# [Stated task 1]
Which age ranges does the passage about growing up use to divide childhood into thirds?
# [Stated task 2]
Reproduce the passage about growing up word for word, from "Those baby days, however, ended" up to and including "your own being.".

# [Source text]

Those baby days, however, ended a full decade ago. Since then, your ability to shine and commit yourself to doing things your way — your very own way — has become the manner of your life. You’ve shaped stories around your heart, and used your creative skills to imagine a world into life: the world of your own being.
The thirds of growing up
It’s a funny thing, the way they divvy up the art of growing up. From 0 to 6, you’re a baby and then a small kid. From 6 to 12, you’re a small kid becoming a big kid. From 12 to 18, you’re a big kid becoming an adult. It’s always (and yeah, there’s another reference to 3 here) amazed me how the art of growing up is somehow delineated in thirds.
The thing my heart was not prepared for was how quickly two-thirds of it would zoom by. I don’t believe anyone really is ready for it, just as people aren’t ever truly ready for much of what life brings their way. We do, however, try our best to be prepared but, there are no books available in the library entitled: “How to Raise Your Child Who Was Born on June, Just After Midnight, in a Storm, And This Book is For You.”
I know, because I’ve checked.

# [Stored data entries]
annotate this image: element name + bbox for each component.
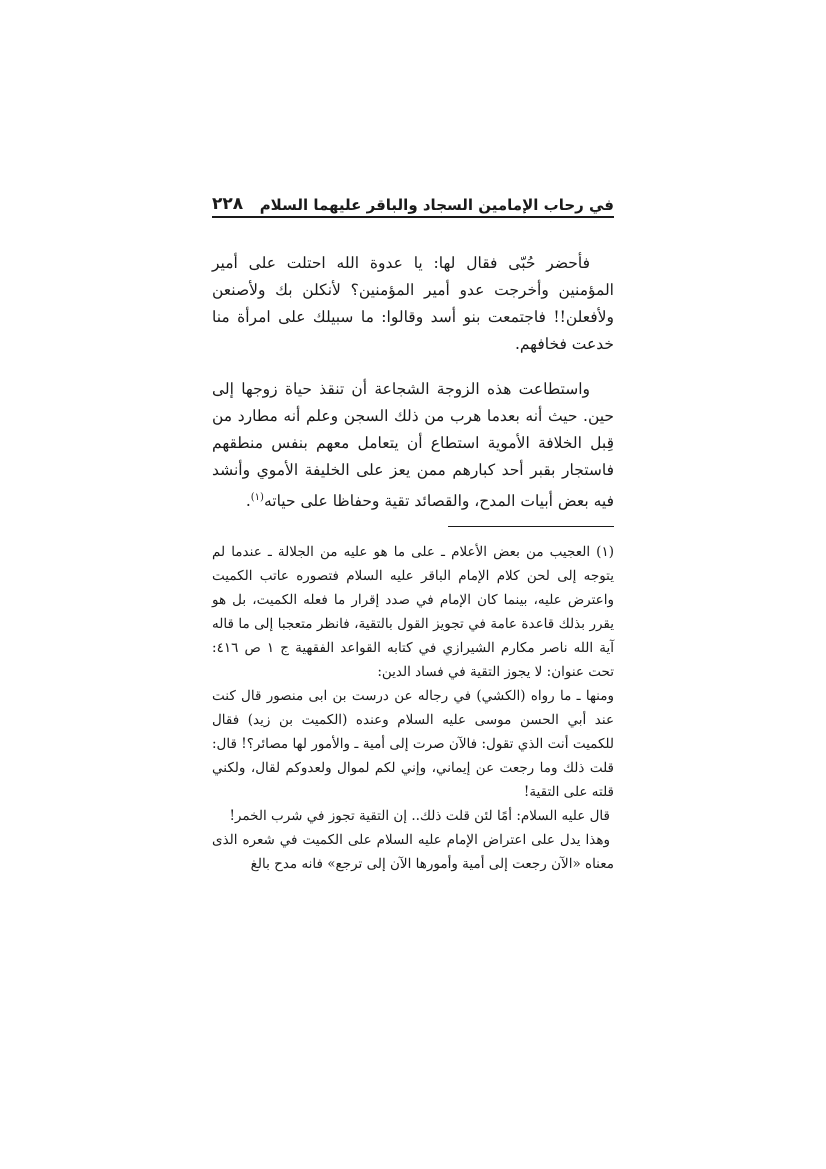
- header-rule: [212, 216, 614, 218]
- paragraph-2-end: .: [245, 492, 251, 511]
- footnote-1: (١) العجيب من بعض الأعلام ـ على ما هو عليه من الجلالة ـ عندما لم يتوجه إلى لحن كلام الإمام الباقر عليه السلام فتصوره عاتب الكميت واعترض عليه، بينما كان الإمام في صدد إقرار ما فعله الكميت، بل هو يقرر بذلك قاعدة عامة في تجويز القول بالتقية، فانظر متعجبا إلى ما قاله آية الله ناصر مكارم الشيرازي في كتابه القواعد الفقهية ج ١ ص ٤١٦: تحت عنوان: لا يجوز التقية في فساد الدين:: [212, 544, 614, 680]
- running-title: في رحاب الإمامين السجاد والباقر عليهما السلام: [259, 196, 614, 214]
- footnote-quote: ومنها ـ ما رواه (الكشي) في رجاله عن درست بن ابى منصور قال كنت عند أبي الحسن موسى عليه السلام وعنده (الكميت بن زيد) فقال للكميت أنت الذي تقول: فالآن صرت إلى أمية ـ والأمور لها مصائر؟! قال: قلت ذلك وما رجعت عن إيماني، وإني لكم لموال ولعدوكم لقال، ولكني قلته على التقية!: [212, 688, 614, 800]
- footnote-ref[interactable]: (١): [250, 492, 264, 503]
- paragraph-2-text: واستطاعت هذه الزوجة الشجاعة أن تنقذ حياة زوجها إلى حين. حيث أنه بعدما هرب من ذلك السجن وعلم أنه مطارد من قِبل الخلافة الأموية استطاع أن يتعامل معهم بنفس منطقهم فاستجار بقبر أحد كبارهم ممن يعز على الخليفة الأموي وأنشد فيه بعض أبيات المدح، والقصائد تقية وحفاظا على حياته: [212, 380, 614, 511]
- page-header: [212, 186, 614, 214]
- body-text: [212, 250, 614, 533]
- footnotes: [212, 540, 614, 876]
- paragraph-2: [212, 376, 614, 515]
- footnote-commentary: وهذا يدل على اعتراض الإمام عليه السلام على الكميت في شعره الذى معناه «الآن رجعت إلى أمية وأمورها الآن إلى ترجع» فانه مدح بالغ: [212, 832, 614, 872]
- page-number: ٢٢٨: [212, 194, 244, 214]
- footnote-imam-reply: قال عليه السلام: أمًا لئن قلت ذلك.. إن التقية تجوز في شرب الخمر!: [229, 808, 610, 824]
- footnote-separator: [448, 526, 614, 527]
- paragraph-1: فأحضر حُبّى فقال لها: يا عدوة الله احتلت على أمير المؤمنين وأخرجت عدو أمير المؤمنين؟ لأنكلن بك ولأصنعن ولأفعلن!! فاجتمعت بنو أسد وقالوا: ما سبيلك على امرأة منا خدعت فخافهم.: [212, 254, 614, 353]
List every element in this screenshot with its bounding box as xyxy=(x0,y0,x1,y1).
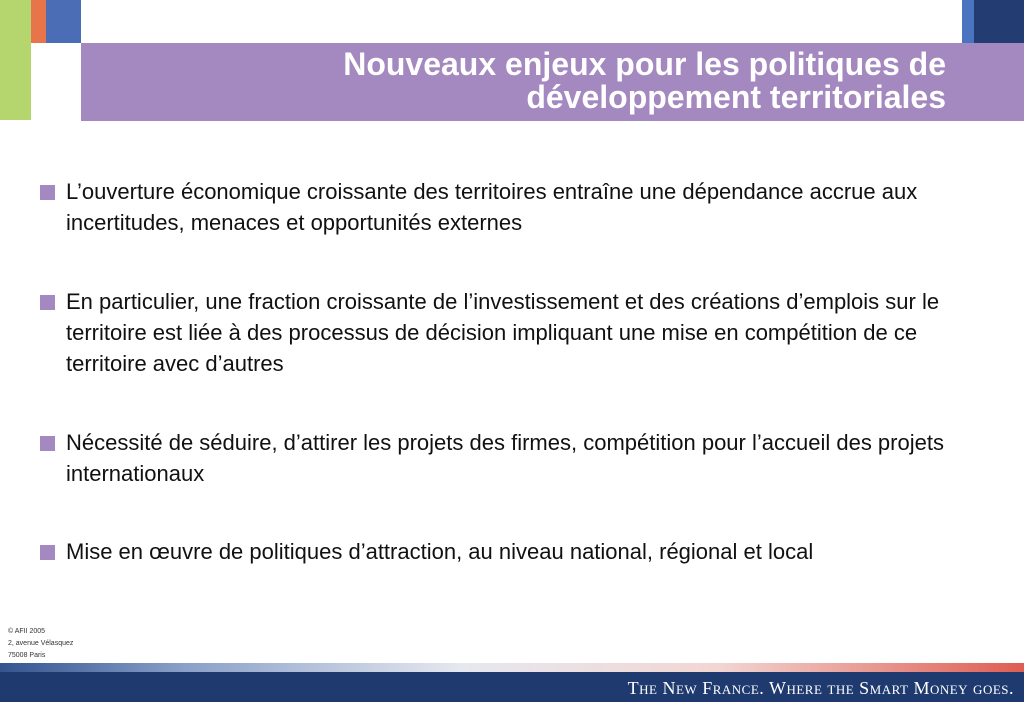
bullet-text: En particulier, une fraction croissante de l’investissement et des créations d’emplois sur le territoire est liée à des processus de décision impliquant une mise en compétition de ce territoire avec d’autres xyxy=(66,289,940,376)
bullet-square-icon xyxy=(40,185,55,200)
footer-bar xyxy=(0,672,1024,702)
footer-slogan: The New France. Where the Smart Money goes. xyxy=(627,678,1014,698)
bullet-text: Mise en œuvre de politiques d’attraction, au niveau national, régional et local xyxy=(66,539,814,564)
bullet-text: L’ouverture économique croissante des territoires entraîne une dépendance accrue aux incertitudes, menaces et opportunités externes xyxy=(66,179,918,235)
title-line-1: Nouveaux enjeux pour les politiques de xyxy=(343,46,946,82)
bullet-item xyxy=(40,427,990,489)
decor-navy-block-right xyxy=(974,0,1024,43)
bullet-square-icon xyxy=(40,545,55,560)
bullet-item xyxy=(40,536,990,567)
bullet-item xyxy=(40,176,990,238)
address-line-1: © AFII 2005 xyxy=(8,628,46,635)
decor-green-bar xyxy=(0,0,31,120)
title-banner xyxy=(81,43,1024,121)
footer-address xyxy=(8,626,73,662)
bullet-text: Nécessité de séduire, d’attirer les projets des firmes, compétition pour l’accueil des projets internationaux xyxy=(66,430,944,486)
decor-orange-block xyxy=(31,0,46,43)
decor-blue-block-left xyxy=(46,0,81,43)
address-line-2: 2, avenue Vélasquez xyxy=(8,640,74,647)
title-line-2: développement territoriales xyxy=(526,79,946,115)
bullet-square-icon xyxy=(40,295,55,310)
bullet-square-icon xyxy=(40,436,55,451)
bullet-item xyxy=(40,286,990,379)
footer-gradient-line xyxy=(0,663,1024,672)
decor-blue-block-right xyxy=(962,0,974,43)
address-line-3: 75008 Paris xyxy=(8,652,46,659)
page-title xyxy=(86,48,946,114)
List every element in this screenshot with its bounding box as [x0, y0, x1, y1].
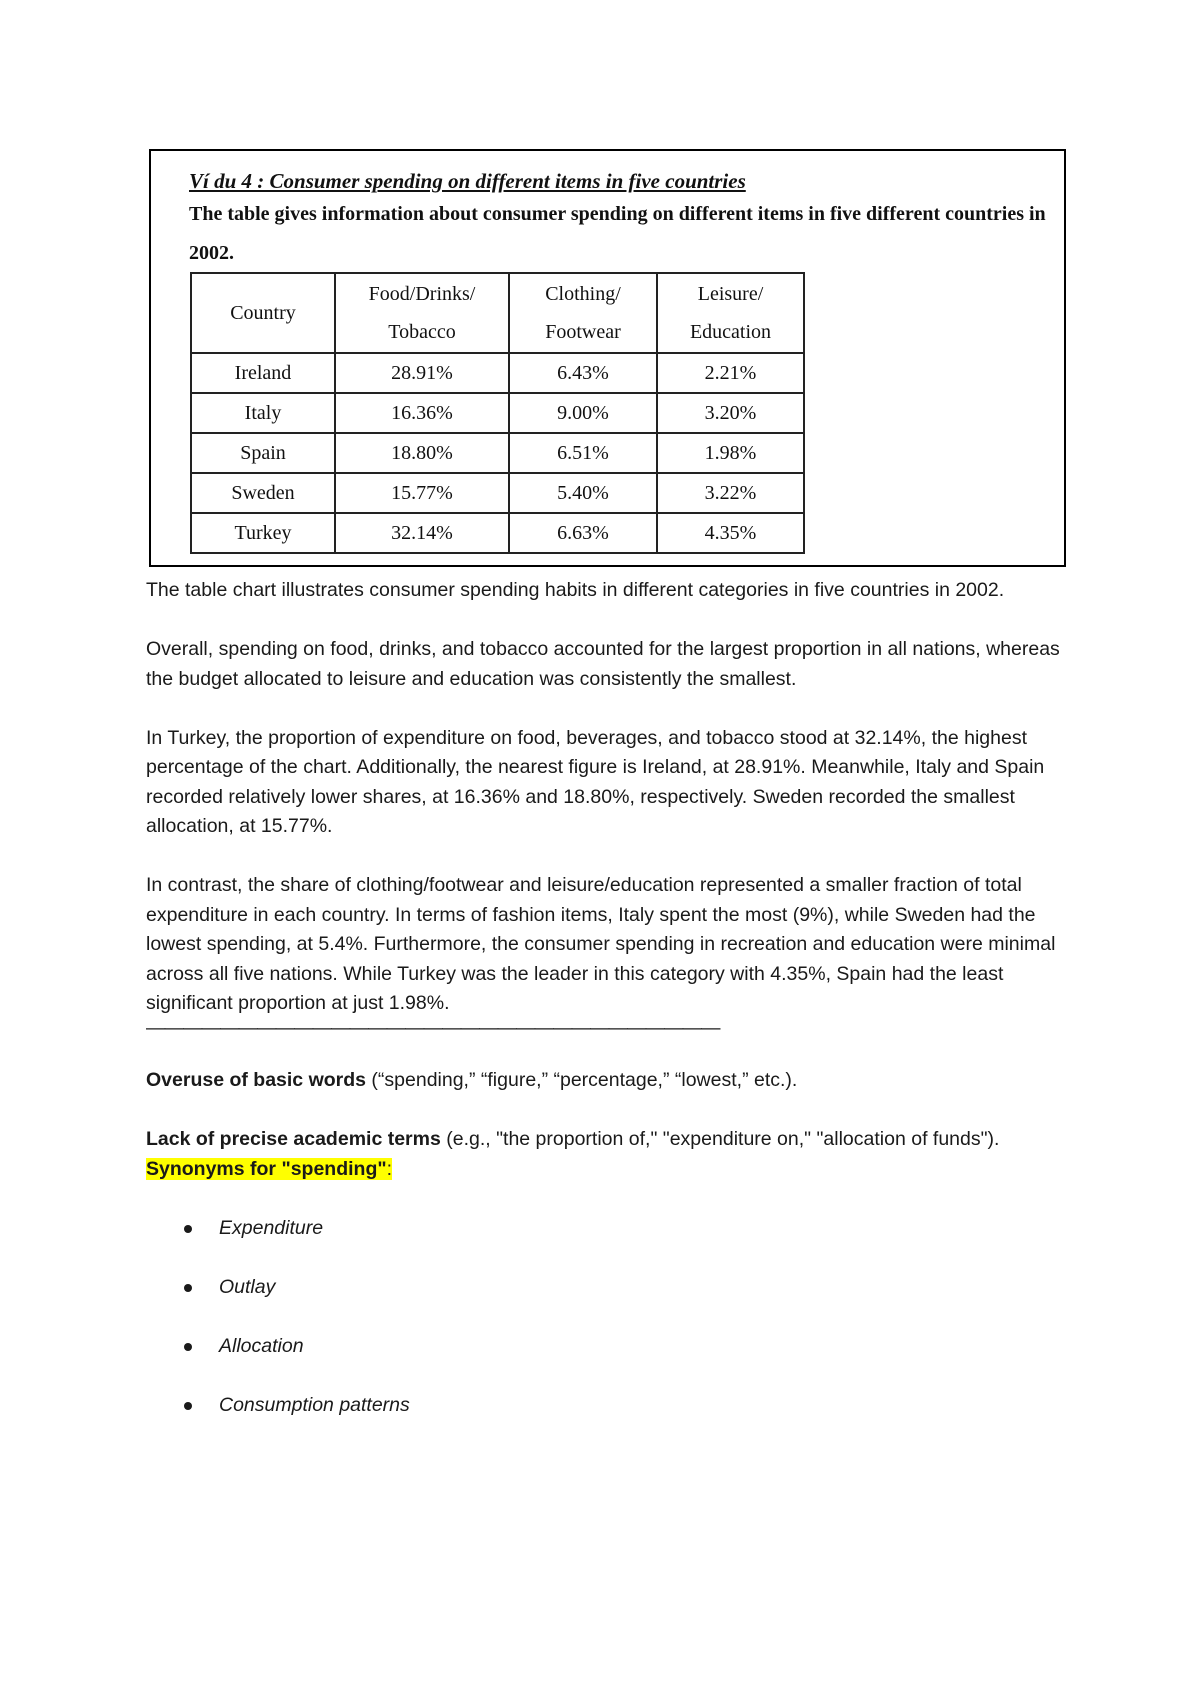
table-cell: 16.36% — [335, 393, 509, 433]
header-country: Country — [191, 273, 335, 353]
table-row — [191, 513, 804, 553]
table-cell: 28.91% — [335, 353, 509, 393]
figure-title: Ví du 4 : Consumer spending on different items in five countries — [189, 169, 746, 193]
table-row — [191, 393, 804, 433]
table-cell: Turkey — [191, 513, 335, 553]
table-cell: 1.98% — [657, 433, 804, 473]
list-item: Expenditure — [146, 1214, 1076, 1273]
table-row — [191, 433, 804, 473]
separator-line: ——————————————————————————————— — [146, 1018, 720, 1037]
consumer-spending-table — [190, 272, 805, 554]
table-cell: 5.40% — [509, 473, 657, 513]
note-overuse — [146, 1066, 1076, 1096]
note-lack — [146, 1125, 1076, 1155]
essay-overview: Overall, spending on food, drinks, and tobacco accounted for the largest proportion in all nations, whereas the budget allocated to leisure and education was consistently the smallest. — [146, 638, 1060, 690]
table-cell: 18.80% — [335, 433, 509, 473]
note-overuse-text: (“spending,” “figure,” “percentage,” “lowest,” etc.). — [366, 1069, 798, 1091]
table-cell: 6.51% — [509, 433, 657, 473]
synonyms-heading — [146, 1155, 1076, 1185]
table-cell: Sweden — [191, 473, 335, 513]
essay-body-paragraph-2: In contrast, the share of clothing/footwear and leisure/education represented a smaller fraction of total expenditure in each country. In terms of fashion items, Italy spent the most (9%), while Sweden had the lowest spending, at 5.4%. Furthermore, the consumer spending in recreation and education were minimal across all five nations. While Turkey was the leader in this category with 4.35%, Spain had the least significant proportion at just 1.98%. — [146, 874, 1056, 1014]
table-cell: Spain — [191, 433, 335, 473]
table-cell: 3.20% — [657, 393, 804, 433]
table-cell: Ireland — [191, 353, 335, 393]
table-cell: 15.77% — [335, 473, 509, 513]
table-cell: 2.21% — [657, 353, 804, 393]
note-lack-text: (e.g., "the proportion of," "expenditure on," "allocation of funds"). — [440, 1128, 1000, 1150]
synonyms-colon: : — [386, 1157, 393, 1180]
bullet-icon — [184, 1343, 192, 1351]
essay-body — [146, 576, 1076, 1450]
table-cell: 3.22% — [657, 473, 804, 513]
header-clothing: Clothing/ Footwear — [509, 273, 657, 353]
table-figure-image — [149, 149, 1066, 567]
header-food: Food/Drinks/ Tobacco — [335, 273, 509, 353]
bullet-icon — [184, 1402, 192, 1410]
bullet-icon — [184, 1225, 192, 1233]
table-cell: 4.35% — [657, 513, 804, 553]
synonyms-list — [146, 1214, 1076, 1450]
list-item: Allocation — [146, 1332, 1076, 1391]
note-overuse-label: Overuse of basic words — [146, 1069, 366, 1091]
bullet-icon — [184, 1284, 192, 1292]
table-cell: 6.63% — [509, 513, 657, 553]
essay-body-paragraph-1: In Turkey, the proportion of expenditure on food, beverages, and tobacco stood at 32.14%, the highest percentage of the chart. Additionally, the nearest figure is Ireland, at 28.91%. Meanwhile, Italy and Spain recorded relatively lower shares, at 16.36% and 18.80%, respectively. Sweden recorded the smallest allocation, at 15.77%. — [146, 726, 1045, 837]
table-cell: 32.14% — [335, 513, 509, 553]
essay-intro: The table chart illustrates consumer spending habits in different categories in five countries in 2002. — [146, 579, 1005, 601]
table-cell: 6.43% — [509, 353, 657, 393]
list-item: Consumption patterns — [146, 1391, 1076, 1450]
table-cell: Italy — [191, 393, 335, 433]
note-lack-label: Lack of precise academic terms — [146, 1128, 441, 1150]
figure-description: The table gives information about consumer spending on different items in five different countries in 2002. — [189, 203, 1046, 264]
synonyms-label: Synonyms for "spending" — [146, 1157, 387, 1180]
table-row — [191, 473, 804, 513]
table-row — [191, 353, 804, 393]
header-leisure: Leisure/ Education — [657, 273, 804, 353]
list-item: Outlay — [146, 1273, 1076, 1332]
table-header-row — [191, 273, 804, 353]
table-cell: 9.00% — [509, 393, 657, 433]
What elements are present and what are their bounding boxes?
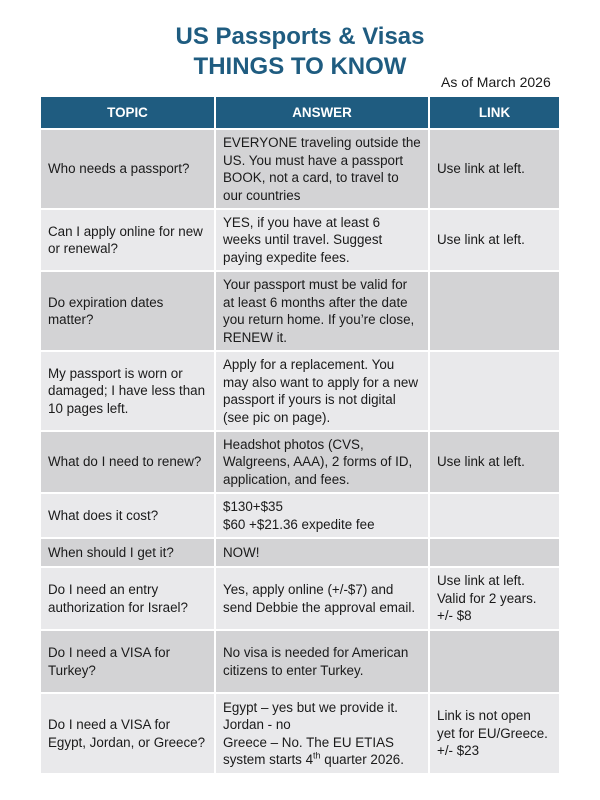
table-row [41, 129, 559, 209]
answer-cell: NOW! [215, 538, 429, 567]
topic-cell: When should I get it? [41, 538, 215, 567]
table-header-row [41, 97, 559, 129]
title-line-1: US Passports & Visas [175, 23, 425, 50]
link-cell: Use link at left. [429, 209, 559, 271]
answer-cell: Apply for a replacement. You may also want to apply for a new passport if yours is not digital (see pic on page). [215, 351, 429, 431]
title-line-2: THINGS TO KNOW [193, 53, 407, 80]
topic-cell: What do I need to renew? [41, 431, 215, 493]
answer-cell: EVERYONE traveling outside the US. You must have a passport BOOK, not a card, to travel to our countries [215, 129, 429, 209]
link-cell [429, 493, 559, 538]
answer-cell: YES, if you have at least 6 weeks until travel. Suggest paying expedite fees. [215, 209, 429, 271]
topic-cell: Do I need a VISA for Egypt, Jordan, or Greece? [41, 693, 215, 773]
topic-cell: What does it cost? [41, 493, 215, 538]
table-row [41, 693, 559, 773]
as-of-date: As of March 2026 [441, 74, 551, 90]
answer-line-jordan: Jordan - no [223, 717, 291, 732]
answer-line-greece-text: Greece – No. The EU ETIAS system starts 4 [223, 734, 394, 767]
answer-line-egypt: Egypt – yes but we provide it. [223, 699, 398, 715]
table-row [41, 567, 559, 630]
column-header-link: LINK [429, 97, 559, 129]
table-row [41, 538, 559, 567]
link-cell [429, 630, 559, 693]
answer-cell: $130+$35 $60 +$21.36 expedite fee [215, 493, 429, 538]
topic-cell: Can I apply online for new or renewal? [41, 209, 215, 271]
table-row [41, 431, 559, 493]
link-cell: Use link at left. Valid for 2 years. +/- $8 [429, 567, 559, 630]
topic-cell: Do I need a VISA for Turkey? [41, 630, 215, 693]
column-header-topic: TOPIC [41, 97, 215, 129]
answer-cell: Your passport must be valid for at least 6 months after the date you return home. If you’re close, RENEW it. [215, 271, 429, 351]
link-cell [429, 351, 559, 431]
answer-line-greece [223, 734, 421, 769]
column-header-answer: ANSWER [215, 97, 429, 129]
table-row [41, 493, 559, 538]
topic-cell: My passport is worn or damaged; I have less than 10 pages left. [41, 351, 215, 431]
link-cell [429, 538, 559, 567]
faq-table [41, 97, 559, 773]
link-cell [429, 271, 559, 351]
answer-cell: Headshot photos (CVS, Walgreens, AAA), 2 forms of ID, application, and fees. [215, 431, 429, 493]
link-cell: Use link at left. [429, 129, 559, 209]
table-row [41, 630, 559, 693]
answer-line-greece-tail: quarter 2026. [320, 752, 404, 767]
link-cell: Link is not open yet for EU/Greece. +/- $23 [429, 693, 559, 773]
topic-cell: Do I need an entry authorization for Israel? [41, 567, 215, 630]
table-row [41, 209, 559, 271]
table-row [41, 351, 559, 431]
topic-cell: Do expiration dates matter? [41, 271, 215, 351]
answer-cell: Yes, apply online (+/-$7) and send Debbie the approval email. [215, 567, 429, 630]
answer-cell [215, 693, 429, 773]
answer-cell: No visa is needed for American citizens to enter Turkey. [215, 630, 429, 693]
topic-cell: Who needs a passport? [41, 129, 215, 209]
link-cell: Use link at left. [429, 431, 559, 493]
table-row [41, 271, 559, 351]
ordinal-suffix: th [313, 750, 321, 761]
page-title [0, 22, 600, 82]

# [Task solution 1]
0 to 6, 6 to 12, and 12 to 18.

# [Task solution 2]
Those baby days, however, ended a full decade ago. Since then, your ability to shine and commit yourself to doing things your way — your very own way — has become the manner of your life. You’ve shaped stories around your heart, and used your creative skills to imagine a world into life: the world of your own being.